WHAT IS REQUIRED: Pictures don't belong in the copy; print all the records exactly.

Entries with figure data:
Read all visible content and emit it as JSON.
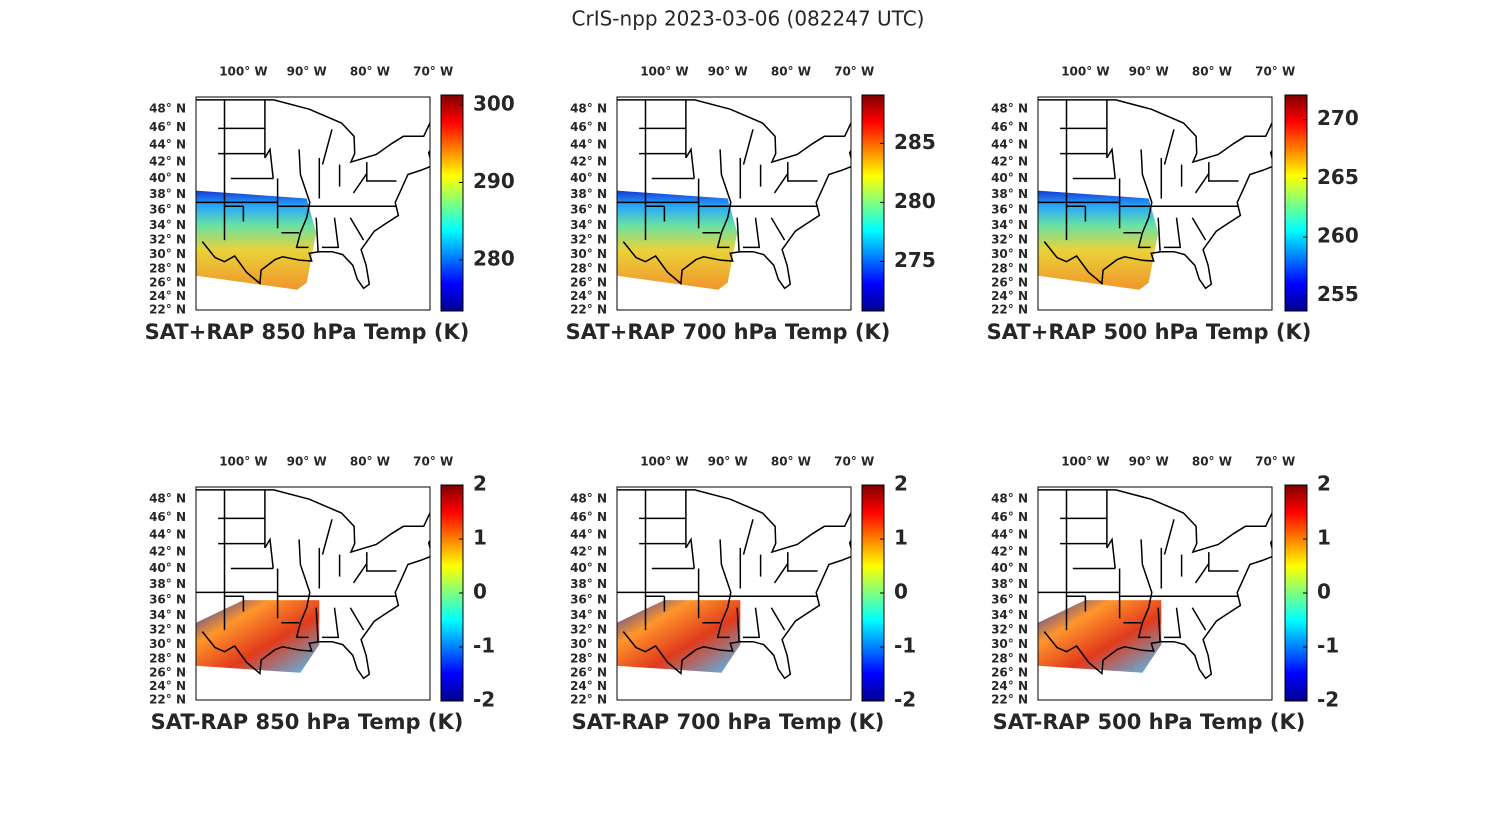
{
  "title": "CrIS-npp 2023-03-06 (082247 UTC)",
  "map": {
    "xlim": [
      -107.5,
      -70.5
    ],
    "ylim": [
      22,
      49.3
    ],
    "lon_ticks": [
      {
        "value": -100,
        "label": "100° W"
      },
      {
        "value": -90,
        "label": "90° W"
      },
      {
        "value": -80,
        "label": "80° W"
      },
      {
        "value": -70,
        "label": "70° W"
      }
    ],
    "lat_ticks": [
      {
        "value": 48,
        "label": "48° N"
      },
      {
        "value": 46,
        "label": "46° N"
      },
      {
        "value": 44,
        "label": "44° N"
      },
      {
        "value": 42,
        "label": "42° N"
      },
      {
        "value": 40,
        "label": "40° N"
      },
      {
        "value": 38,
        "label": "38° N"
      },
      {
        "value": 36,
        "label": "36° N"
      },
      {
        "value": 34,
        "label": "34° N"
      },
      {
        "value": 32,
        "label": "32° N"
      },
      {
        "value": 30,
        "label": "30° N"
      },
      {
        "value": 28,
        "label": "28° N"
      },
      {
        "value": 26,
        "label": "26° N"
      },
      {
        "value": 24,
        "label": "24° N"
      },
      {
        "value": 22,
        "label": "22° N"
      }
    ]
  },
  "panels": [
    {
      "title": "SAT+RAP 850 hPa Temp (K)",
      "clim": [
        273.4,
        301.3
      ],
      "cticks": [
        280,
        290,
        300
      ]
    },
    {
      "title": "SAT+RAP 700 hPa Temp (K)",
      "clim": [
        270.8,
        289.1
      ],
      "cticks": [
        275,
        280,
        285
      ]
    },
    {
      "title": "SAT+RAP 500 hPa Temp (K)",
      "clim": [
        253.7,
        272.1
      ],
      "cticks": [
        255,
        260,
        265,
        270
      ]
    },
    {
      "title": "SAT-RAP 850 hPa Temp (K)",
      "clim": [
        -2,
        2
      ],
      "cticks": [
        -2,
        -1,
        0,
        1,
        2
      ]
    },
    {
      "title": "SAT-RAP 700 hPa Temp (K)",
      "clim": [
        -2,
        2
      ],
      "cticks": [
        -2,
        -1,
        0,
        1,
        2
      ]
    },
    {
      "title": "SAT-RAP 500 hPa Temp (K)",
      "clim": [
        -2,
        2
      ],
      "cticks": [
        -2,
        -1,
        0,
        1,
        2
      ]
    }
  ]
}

RESPONSE FOR THIS EXERCISE:
Read all visible content and emit it as JSON.
{
  "title": "CrIS-npp 2023-03-06 (082247 UTC)",
  "map": {
    "xlim": [
      -107.5,
      -70.5
    ],
    "ylim": [
      22,
      49.3
    ],
    "lon_ticks": [
      {
        "value": -100,
        "label": "100° W"
      },
      {
        "value": -90,
        "label": "90° W"
      },
      {
        "value": -80,
        "label": "80° W"
      },
      {
        "value": -70,
        "label": "70° W"
      }
    ],
    "lat_ticks": [
      {
        "value": 48,
        "label": "48° N"
      },
      {
        "value": 46,
        "label": "46° N"
      },
      {
        "value": 44,
        "label": "44° N"
      },
      {
        "value": 42,
        "label": "42° N"
      },
      {
        "value": 40,
        "label": "40° N"
      },
      {
        "value": 38,
        "label": "38° N"
      },
      {
        "value": 36,
        "label": "36° N"
      },
      {
        "value": 34,
        "label": "34° N"
      },
      {
        "value": 32,
        "label": "32° N"
      },
      {
        "value": 30,
        "label": "30° N"
      },
      {
        "value": 28,
        "label": "28° N"
      },
      {
        "value": 26,
        "label": "26° N"
      },
      {
        "value": 24,
        "label": "24° N"
      },
      {
        "value": 22,
        "label": "22° N"
      }
    ]
  },
  "panels": [
    {
      "title": "SAT+RAP 850 hPa Temp (K)",
      "clim": [
        273.4,
        301.3
      ],
      "cticks": [
        280,
        290,
        300
      ]
    },
    {
      "title": "SAT+RAP 700 hPa Temp (K)",
      "clim": [
        270.8,
        289.1
      ],
      "cticks": [
        275,
        280,
        285
      ]
    },
    {
      "title": "SAT+RAP 500 hPa Temp (K)",
      "clim": [
        253.7,
        272.1
      ],
      "cticks": [
        255,
        260,
        265,
        270
      ]
    },
    {
      "title": "SAT-RAP 850 hPa Temp (K)",
      "clim": [
        -2,
        2
      ],
      "cticks": [
        -2,
        -1,
        0,
        1,
        2
      ]
    },
    {
      "title": "SAT-RAP 700 hPa Temp (K)",
      "clim": [
        -2,
        2
      ],
      "cticks": [
        -2,
        -1,
        0,
        1,
        2
      ]
    },
    {
      "title": "SAT-RAP 500 hPa Temp (K)",
      "clim": [
        -2,
        2
      ],
      "cticks": [
        -2,
        -1,
        0,
        1,
        2
      ]
    }
  ]
}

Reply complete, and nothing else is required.